[BEGIN EXERCISE INPUTS]
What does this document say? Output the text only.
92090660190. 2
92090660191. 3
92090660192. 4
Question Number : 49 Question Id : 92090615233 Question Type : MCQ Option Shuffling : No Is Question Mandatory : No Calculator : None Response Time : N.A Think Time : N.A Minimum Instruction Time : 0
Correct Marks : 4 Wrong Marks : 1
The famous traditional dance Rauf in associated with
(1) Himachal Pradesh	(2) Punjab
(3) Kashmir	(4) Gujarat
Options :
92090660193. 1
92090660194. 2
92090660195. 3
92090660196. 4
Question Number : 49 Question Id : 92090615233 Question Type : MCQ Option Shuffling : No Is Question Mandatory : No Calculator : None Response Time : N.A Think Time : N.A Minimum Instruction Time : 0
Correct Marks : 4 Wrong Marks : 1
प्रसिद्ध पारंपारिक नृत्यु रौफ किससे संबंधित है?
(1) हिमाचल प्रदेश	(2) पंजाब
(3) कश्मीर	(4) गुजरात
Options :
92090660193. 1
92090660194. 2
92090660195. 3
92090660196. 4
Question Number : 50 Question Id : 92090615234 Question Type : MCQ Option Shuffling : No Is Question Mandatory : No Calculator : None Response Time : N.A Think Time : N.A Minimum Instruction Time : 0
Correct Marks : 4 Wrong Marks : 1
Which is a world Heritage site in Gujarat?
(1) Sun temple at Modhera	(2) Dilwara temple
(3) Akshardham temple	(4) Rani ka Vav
[END EXERCISE INPUTS]
[BEGIN EXERCISE INPUTS]
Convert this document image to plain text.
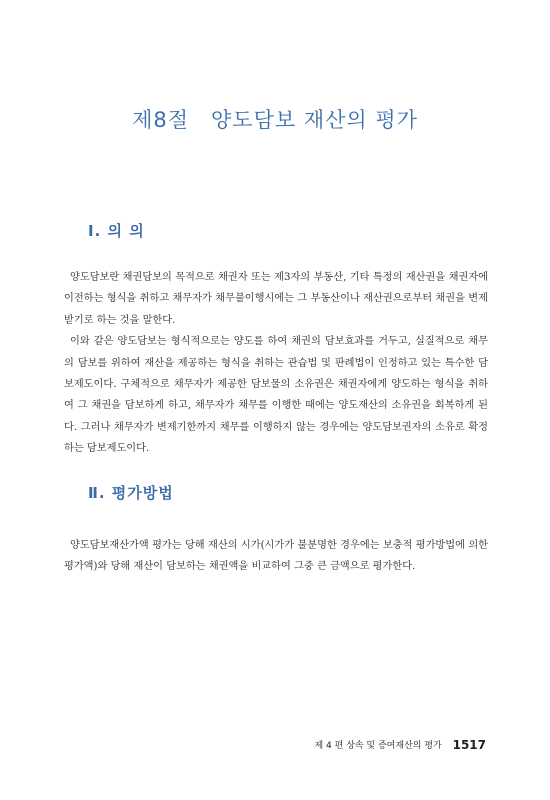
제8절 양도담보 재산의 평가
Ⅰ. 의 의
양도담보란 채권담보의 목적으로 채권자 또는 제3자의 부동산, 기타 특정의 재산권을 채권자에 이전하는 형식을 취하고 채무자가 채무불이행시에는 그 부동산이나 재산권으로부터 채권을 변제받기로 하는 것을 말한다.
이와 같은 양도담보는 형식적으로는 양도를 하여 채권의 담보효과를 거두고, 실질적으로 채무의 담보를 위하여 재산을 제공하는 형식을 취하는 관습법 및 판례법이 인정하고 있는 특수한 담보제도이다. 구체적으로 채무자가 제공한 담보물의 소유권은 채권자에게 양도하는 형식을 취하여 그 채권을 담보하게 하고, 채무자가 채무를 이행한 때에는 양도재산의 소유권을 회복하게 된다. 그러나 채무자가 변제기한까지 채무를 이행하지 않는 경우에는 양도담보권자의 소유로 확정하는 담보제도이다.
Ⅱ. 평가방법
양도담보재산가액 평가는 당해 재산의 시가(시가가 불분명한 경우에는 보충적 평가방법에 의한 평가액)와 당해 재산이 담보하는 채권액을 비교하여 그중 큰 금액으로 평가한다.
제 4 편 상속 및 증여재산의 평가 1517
[END EXERCISE INPUTS]
_THE REQUEST_
How many of the listing's lines contain "text"? Respond with a single number and nothing else.

_FINAL RESULT_
2